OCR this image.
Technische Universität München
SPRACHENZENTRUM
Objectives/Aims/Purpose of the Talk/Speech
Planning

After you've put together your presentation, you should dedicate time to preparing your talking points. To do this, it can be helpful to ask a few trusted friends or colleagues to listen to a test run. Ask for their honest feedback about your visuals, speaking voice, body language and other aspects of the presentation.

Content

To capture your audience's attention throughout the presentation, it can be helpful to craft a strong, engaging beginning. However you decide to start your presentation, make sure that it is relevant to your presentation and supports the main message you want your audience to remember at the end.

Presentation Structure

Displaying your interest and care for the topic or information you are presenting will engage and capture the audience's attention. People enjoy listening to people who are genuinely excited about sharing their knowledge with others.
● ● ● ●
**Your objective**
Please output the entire listing exactly as it stands.

**Written reply**
OCR this image.
Technische Universität München
SPRACHENZENTRUM
Objectives/Aims/Purpose of the Talk/Speech
Planning

After you've put together your presentation, you should dedicate time to preparing your talking points. To do this, it can be helpful to ask a few trusted friends or colleagues to listen to a test run. Ask for their honest feedback about your visuals, speaking voice, body language and other aspects of the presentation.

Content

To capture your audience's attention throughout the presentation, it can be helpful to craft a strong, engaging beginning. However you decide to start your presentation, make sure that it is relevant to your presentation and supports the main message you want your audience to remember at the end.

Presentation Structure

Displaying your interest and care for the topic or information you are presenting will engage and capture the audience's attention. People enjoy listening to people who are genuinely excited about sharing their knowledge with others.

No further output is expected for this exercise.